— Start of Supplied entries —

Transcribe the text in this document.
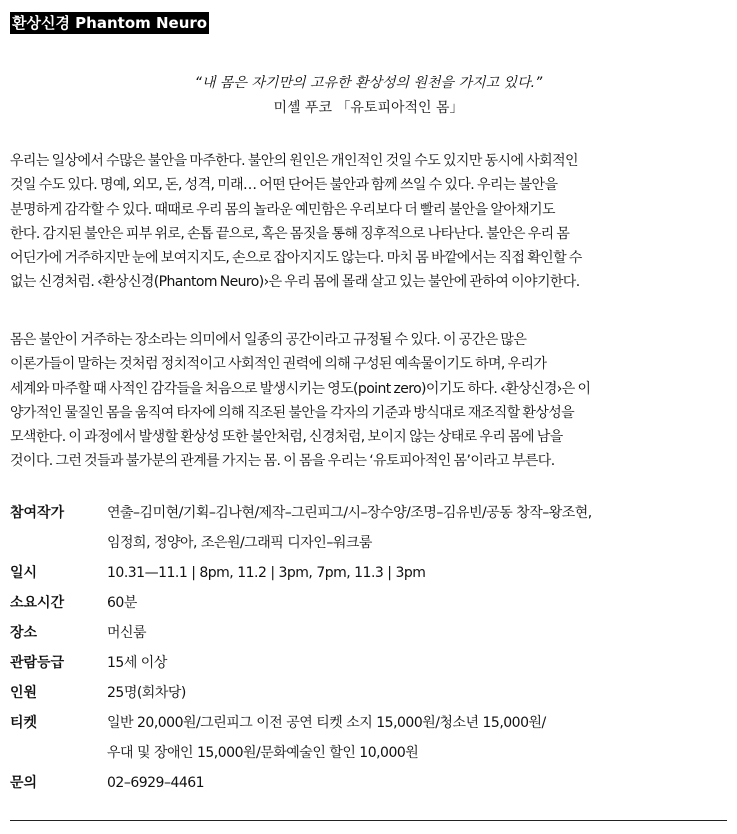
환상신경 Phantom Neuro
“내 몸은 자기만의 고유한 환상성의 원천을 가지고 있다.”
미셸 푸코 「유토피아적인 몸」

우리는 일상에서 수많은 불안을 마주한다. 불안의 원인은 개인적인 것일 수도 있지만 동시에 사회적인

것일 수도 있다. 명예, 외모, 돈, 성격, 미래… 어떤 단어든 불안과 함께 쓰일 수 있다. 우리는 불안을

분명하게 감각할 수 있다. 때때로 우리 몸의 놀라운 예민함은 우리보다 더 빨리 불안을 알아채기도

한다. 감지된 불안은 피부 위로, 손톱 끝으로, 혹은 몸짓을 통해 징후적으로 나타난다. 불안은 우리 몸

어딘가에 거주하지만 눈에 보여지지도, 손으로 잡아지지도 않는다. 마치 몸 바깥에서는 직접 확인할 수

없는 신경처럼. ‹환상신경(Phantom Neuro)›은 우리 몸에 몰래 살고 있는 불안에 관하여 이야기한다.

몸은 불안이 거주하는 장소라는 의미에서 일종의 공간이라고 규정될 수 있다. 이 공간은 많은

이론가들이 말하는 것처럼 정치적이고 사회적인 권력에 의해 구성된 예속물이기도 하며, 우리가

세계와 마주할 때 사적인 감각들을 처음으로 발생시키는 영도(point zero)이기도 하다. ‹환상신경›은 이

양가적인 물질인 몸을 움직여 타자에 의해 직조된 불안을 각자의 기준과 방식대로 재조직할 환상성을

모색한다. 이 과정에서 발생할 환상성 또한 불안처럼, 신경처럼, 보이지 않는 상태로 우리 몸에 남을

것이다. 그런 것들과 불가분의 관계를 가지는 몸. 이 몸을 우리는 ‘유토피아적인 몸’이라고 부른다.

참여작가	연출–김미현/기획–김나현/제작–그린피그/시–장수양/조명–김유빈/공동 창작–왕조현,
임정희, 정양아, 조은원/그래픽 디자인–워크룸
일시	10.31—11.1 | 8pm, 11.2 | 3pm, 7pm, 11.3 | 3pm
소요시간	60분
장소	머신룸
관람등급	15세 이상
인원	25명(회차당)
티켓	일반 20,000원/그린피그 이전 공연 티켓 소지 15,000원/청소년 15,000원/
우대 및 장애인 15,000원/문화예술인 할인 10,000원
문의	02–6929–4461
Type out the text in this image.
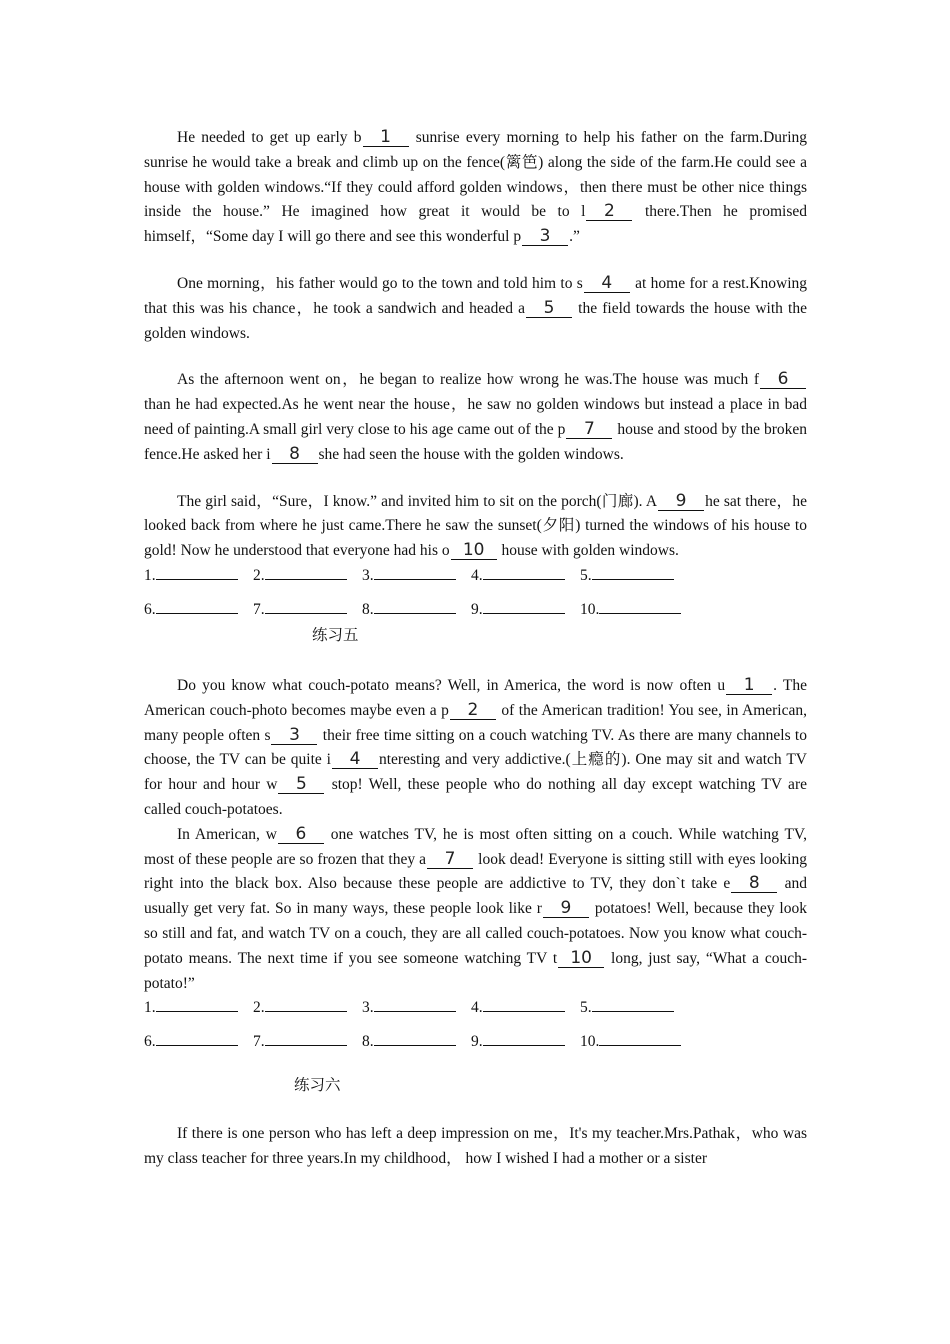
He needed to get up early b 1 sunrise every morning to help his father on the farm.During sunrise he would take a break and climb up on the fence(篱笆) along the side of the farm.He could see a house with golden windows.“If they could afford golden windows，then there must be other nice things inside the house.” He imagined how great it would be to l 2 there.Then he promised himself，“Some day I will go there and see this wonderful p 3 .”

One morning，his father would go to the town and told him to s 4 at home for a rest.Knowing that this was his chance，he took a sandwich and headed a 5 the field towards the house with the golden windows.

As the afternoon went on，he began to realize how wrong he was.The house was much f 6 than he had expected.As he went near the house，he saw no golden windows but instead a place in bad need of painting.A small girl very close to his age came out of the p 7 house and stood by the broken fence.He asked her i 8 she had seen the house with the golden windows.

The girl said，“Sure，I know.” and invited him to sit on the porch(门廊). A 9 he sat there，he looked back from where he just came.There he saw the sunset(夕阳) turned the windows of his house to gold! Now he understood that everyone had his o 10 house with golden windows.

1.	2.	3.	4.	5.
6.	7.	8.	9.	10.
练习五

Do you know what couch-potato means? Well, in America, the word is now often u 1 . The American couch-photo becomes maybe even a p 2 of the American tradition! You see, in American, many people often s 3 their free time sitting on a couch watching TV. As there are many channels to choose, the TV can be quite i 4 nteresting and very addictive.(上瘾的). One may sit and watch TV for hour and hour w 5 stop! Well, these people who do nothing all day except watching TV are called couch-potatoes.

In American, w 6 one watches TV, he is most often sitting on a couch. While watching TV, most of these people are so frozen that they a 7 look dead! Everyone is sitting still with eyes looking right into the black box. Also because these people are addictive to TV, they don`t take e 8 and usually get very fat. So in many ways, these people look like r 9 potatoes! Well, because they look so still and fat, and watch TV on a couch, they are all called couch-potatoes. Now you know what couch-potato means. The next time if you see someone watching TV t 10 long, just say, “What a couch-potato!”

1.	2.	3.	4.	5.
6.	7.	8.	9.	10.
练习六

If there is one person who has left a deep impression on me，It's my teacher.Mrs.Pathak，who was my class teacher for three years.In my childhood， how I wished I had a mother or a sister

— End of Supplied entries —

• [Set exercise]
From the data, list each line in which the string "Neuro" appears.

• [Answer to this exercise]
환상신경 Phantom Neuro
없는 신경처럼. ‹환상신경(Phantom Neuro)›은 우리 몸에 몰래 살고 있는 불안에 관하여 이야기한다.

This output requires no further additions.